Reproduce the listing word for word. Skip any image.

**DATA RECORDS:**
──────────
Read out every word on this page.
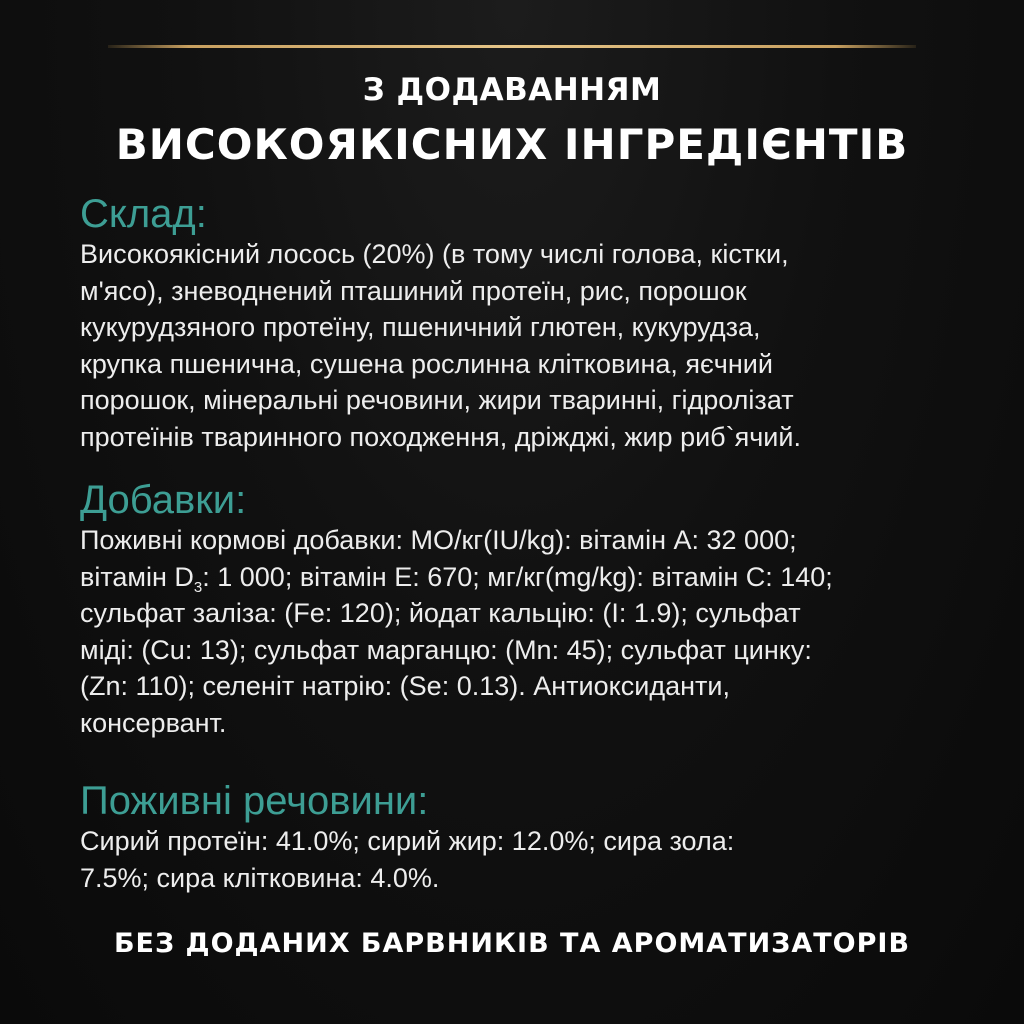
З ДОДАВАННЯМ
ВИСОКОЯКІСНИХ ІНГРЕДІЄНТІВ
Склад:
Високоякісний лосось (20%) (в тому числі голова, кістки,
м'ясо), зневоднений пташиний протеїн, рис, порошок
кукурудзяного протеїну, пшеничний глютен, кукурудза,
крупка пшенична, сушена рослинна клітковина, яєчний
порошок, мінеральні речовини, жири тваринні, гідролізат
протеїнів тваринного походження, дріжджі, жир риб`ячий.
Добавки:
Поживні кормові добавки: МО/кг(IU/kg): вітамін А: 32 000;
вітамін $D_3$: 1 000; вітамін Е: 670; мг/кг(mg/kg): вітамін С: 140;
сульфат заліза: (Fe: 120); йодат кальцію: (I: 1.9); сульфат
міді: (Cu: 13); сульфат марганцю: (Mn: 45); сульфат цинку:
(Zn: 110); селеніт натрію: (Se: 0.13). Антиоксиданти,
консервант.
Поживні речовини:
Сирий протеїн: 41.0%; сирий жир: 12.0%; сира зола:
7.5%; сира клітковина: 4.0%.
БЕЗ ДОДАНИХ БАРВНИКІВ ТА АРОМАТИЗАТОРІВ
──────────
**ANSWER FOR THIS EXERCISE:**
Read out every word on this page.
З ДОДАВАННЯМ
ВИСОКОЯКІСНИХ ІНГРЕДІЄНТІВ
Склад:
Високоякісний лосось (20%) (в тому числі голова, кістки,
м'ясо), зневоднений пташиний протеїн, рис, порошок
кукурудзяного протеїну, пшеничний глютен, кукурудза,
крупка пшенична, сушена рослинна клітковина, яєчний
порошок, мінеральні речовини, жири тваринні, гідролізат
протеїнів тваринного походження, дріжджі, жир риб`ячий.
Добавки:
Поживні кормові добавки: МО/кг(IU/kg): вітамін А: 32 000;
вітамін $D_3$: 1 000; вітамін Е: 670; мг/кг(mg/kg): вітамін С: 140;
сульфат заліза: (Fe: 120); йодат кальцію: (I: 1.9); сульфат
міді: (Cu: 13); сульфат марганцю: (Mn: 45); сульфат цинку:
(Zn: 110); селеніт натрію: (Se: 0.13). Антиоксиданти,
консервант.
Поживні речовини:
Сирий протеїн: 41.0%; сирий жир: 12.0%; сира зола:
7.5%; сира клітковина: 4.0%.
БЕЗ ДОДАНИХ БАРВНИКІВ ТА АРОМАТИЗАТОРІВ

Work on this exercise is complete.